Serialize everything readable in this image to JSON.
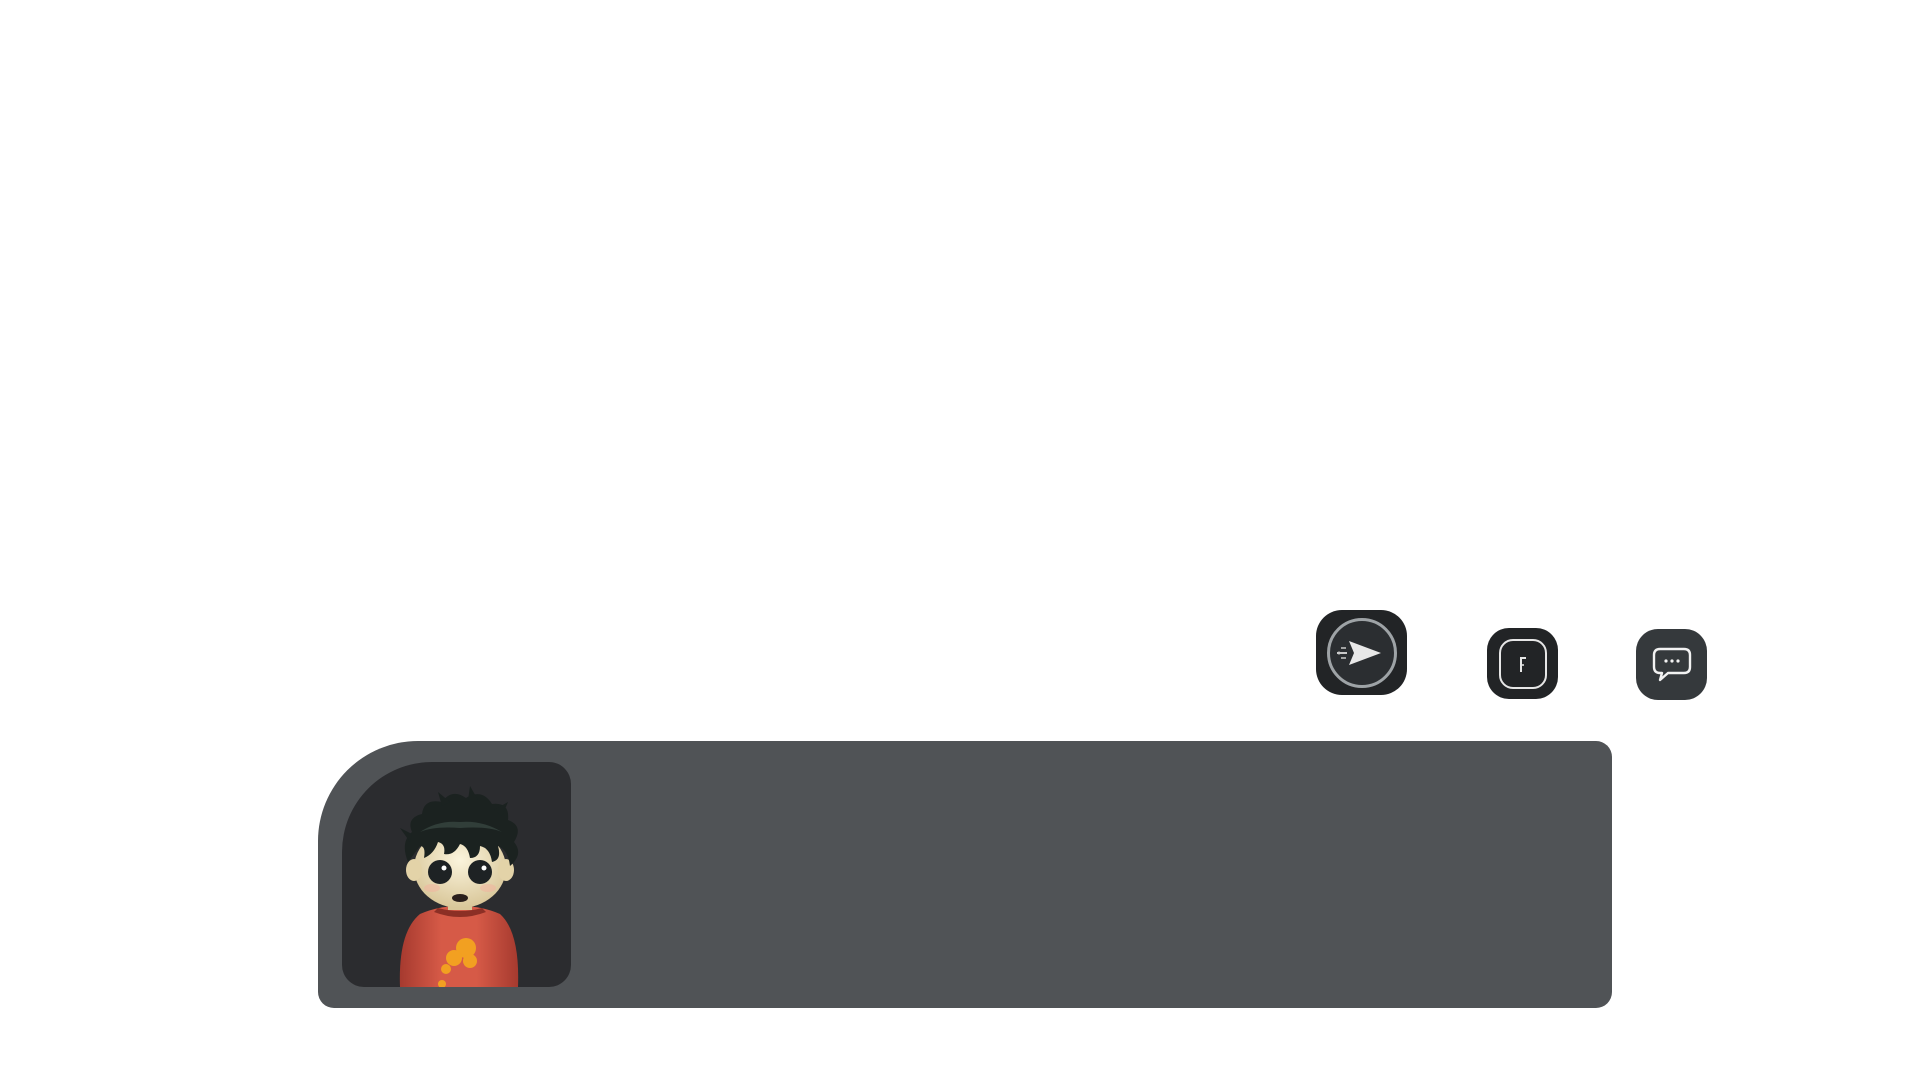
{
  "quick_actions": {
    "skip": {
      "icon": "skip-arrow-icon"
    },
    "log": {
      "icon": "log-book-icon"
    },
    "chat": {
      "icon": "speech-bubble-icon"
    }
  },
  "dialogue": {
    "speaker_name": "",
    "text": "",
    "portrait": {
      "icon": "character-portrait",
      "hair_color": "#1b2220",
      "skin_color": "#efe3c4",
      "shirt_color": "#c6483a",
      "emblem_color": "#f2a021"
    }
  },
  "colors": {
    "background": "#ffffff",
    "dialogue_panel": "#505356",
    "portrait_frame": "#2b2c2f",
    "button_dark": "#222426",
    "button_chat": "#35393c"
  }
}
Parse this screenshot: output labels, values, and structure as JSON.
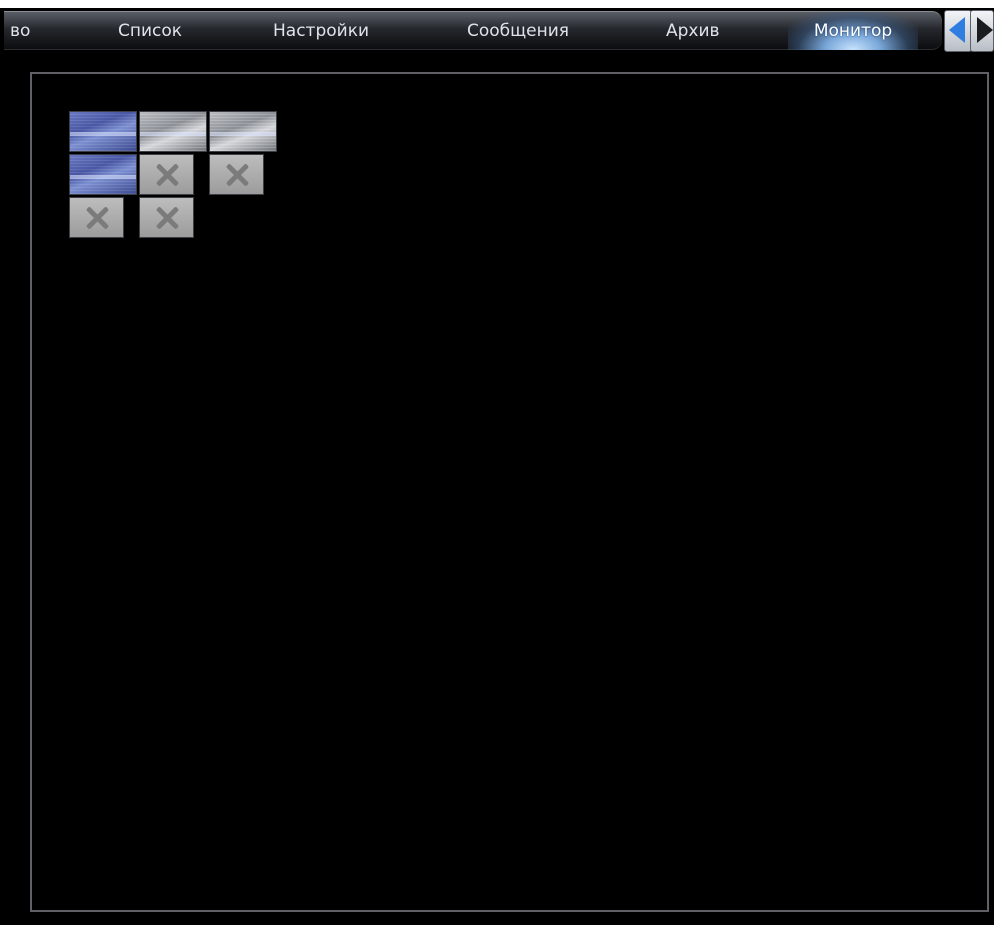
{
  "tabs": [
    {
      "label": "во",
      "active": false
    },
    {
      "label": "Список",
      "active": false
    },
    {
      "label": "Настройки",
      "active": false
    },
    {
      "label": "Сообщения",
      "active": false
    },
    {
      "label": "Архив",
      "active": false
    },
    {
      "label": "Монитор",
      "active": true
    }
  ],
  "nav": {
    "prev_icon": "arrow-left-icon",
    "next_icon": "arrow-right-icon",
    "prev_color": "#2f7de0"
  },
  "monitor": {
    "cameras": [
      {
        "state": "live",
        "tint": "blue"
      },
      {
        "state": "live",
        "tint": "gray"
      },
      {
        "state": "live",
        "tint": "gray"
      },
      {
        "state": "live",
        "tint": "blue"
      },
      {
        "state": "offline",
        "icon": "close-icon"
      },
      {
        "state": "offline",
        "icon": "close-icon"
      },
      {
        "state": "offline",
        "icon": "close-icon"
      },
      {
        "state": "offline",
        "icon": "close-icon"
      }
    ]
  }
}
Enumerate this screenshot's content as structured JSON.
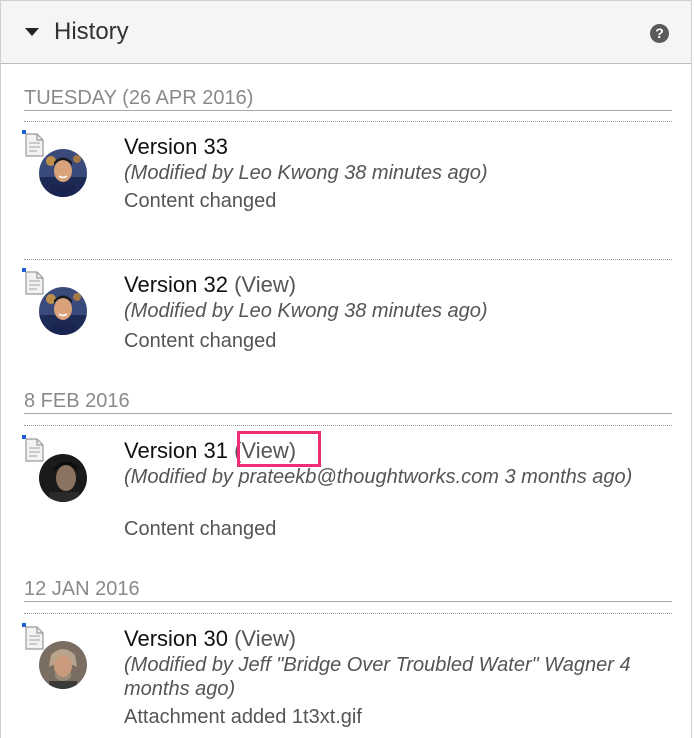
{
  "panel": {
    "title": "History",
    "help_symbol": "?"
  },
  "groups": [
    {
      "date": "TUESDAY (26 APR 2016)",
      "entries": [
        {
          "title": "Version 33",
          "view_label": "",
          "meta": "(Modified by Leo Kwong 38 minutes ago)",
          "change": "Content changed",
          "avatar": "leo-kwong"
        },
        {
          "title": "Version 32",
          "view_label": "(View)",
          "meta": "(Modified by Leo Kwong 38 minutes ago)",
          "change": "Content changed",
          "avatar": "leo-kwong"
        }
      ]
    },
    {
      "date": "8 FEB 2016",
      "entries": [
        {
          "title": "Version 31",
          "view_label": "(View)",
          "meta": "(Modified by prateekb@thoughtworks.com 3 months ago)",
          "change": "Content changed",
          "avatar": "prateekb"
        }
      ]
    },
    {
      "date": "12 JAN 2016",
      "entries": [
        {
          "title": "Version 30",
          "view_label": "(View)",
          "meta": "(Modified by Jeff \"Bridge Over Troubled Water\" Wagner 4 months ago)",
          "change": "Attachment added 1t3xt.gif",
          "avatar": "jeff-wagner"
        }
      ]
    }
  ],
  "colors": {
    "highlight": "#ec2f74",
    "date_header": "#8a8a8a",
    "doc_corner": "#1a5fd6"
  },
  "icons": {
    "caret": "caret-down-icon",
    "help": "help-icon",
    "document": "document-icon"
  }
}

:: Work to complete ::
Every record is to be reproduced exactly, with no pictures included.

:: Task result ::
Serialize everything readable in this image to JSON.
{
  "quick_actions": {
    "skip": {
      "icon": "skip-arrow-icon"
    },
    "log": {
      "icon": "log-book-icon"
    },
    "chat": {
      "icon": "speech-bubble-icon"
    }
  },
  "dialogue": {
    "speaker_name": "",
    "text": "",
    "portrait": {
      "icon": "character-portrait",
      "hair_color": "#1b2220",
      "skin_color": "#efe3c4",
      "shirt_color": "#c6483a",
      "emblem_color": "#f2a021"
    }
  },
  "colors": {
    "background": "#ffffff",
    "dialogue_panel": "#505356",
    "portrait_frame": "#2b2c2f",
    "button_dark": "#222426",
    "button_chat": "#35393c"
  }
}
Parse this screenshot: output labels, values, and structure as JSON.
{
  "tabs": [
    {
      "label": "во",
      "active": false
    },
    {
      "label": "Список",
      "active": false
    },
    {
      "label": "Настройки",
      "active": false
    },
    {
      "label": "Сообщения",
      "active": false
    },
    {
      "label": "Архив",
      "active": false
    },
    {
      "label": "Монитор",
      "active": true
    }
  ],
  "nav": {
    "prev_icon": "arrow-left-icon",
    "next_icon": "arrow-right-icon",
    "prev_color": "#2f7de0"
  },
  "monitor": {
    "cameras": [
      {
        "state": "live",
        "tint": "blue"
      },
      {
        "state": "live",
        "tint": "gray"
      },
      {
        "state": "live",
        "tint": "gray"
      },
      {
        "state": "live",
        "tint": "blue"
      },
      {
        "state": "offline",
        "icon": "close-icon"
      },
      {
        "state": "offline",
        "icon": "close-icon"
      },
      {
        "state": "offline",
        "icon": "close-icon"
      },
      {
        "state": "offline",
        "icon": "close-icon"
      }
    ]
  }
}
Enumerate this screenshot's content as structured JSON.
{
  "panel": {
    "title": "History",
    "help_symbol": "?"
  },
  "groups": [
    {
      "date": "TUESDAY (26 APR 2016)",
      "entries": [
        {
          "title": "Version 33",
          "view_label": "",
          "meta": "(Modified by Leo Kwong 38 minutes ago)",
          "change": "Content changed",
          "avatar": "leo-kwong"
        },
        {
          "title": "Version 32",
          "view_label": "(View)",
          "meta": "(Modified by Leo Kwong 38 minutes ago)",
          "change": "Content changed",
          "avatar": "leo-kwong"
        }
      ]
    },
    {
      "date": "8 FEB 2016",
      "entries": [
        {
          "title": "Version 31",
          "view_label": "(View)",
          "meta": "(Modified by prateekb@thoughtworks.com 3 months ago)",
          "change": "Content changed",
          "avatar": "prateekb"
        }
      ]
    },
    {
      "date": "12 JAN 2016",
      "entries": [
        {
          "title": "Version 30",
          "view_label": "(View)",
          "meta": "(Modified by Jeff \"Bridge Over Troubled Water\" Wagner 4 months ago)",
          "change": "Attachment added 1t3xt.gif",
          "avatar": "jeff-wagner"
        }
      ]
    }
  ],
  "colors": {
    "highlight": "#ec2f74",
    "date_header": "#8a8a8a",
    "doc_corner": "#1a5fd6"
  },
  "icons": {
    "caret": "caret-down-icon",
    "help": "help-icon",
    "document": "document-icon"
  }
}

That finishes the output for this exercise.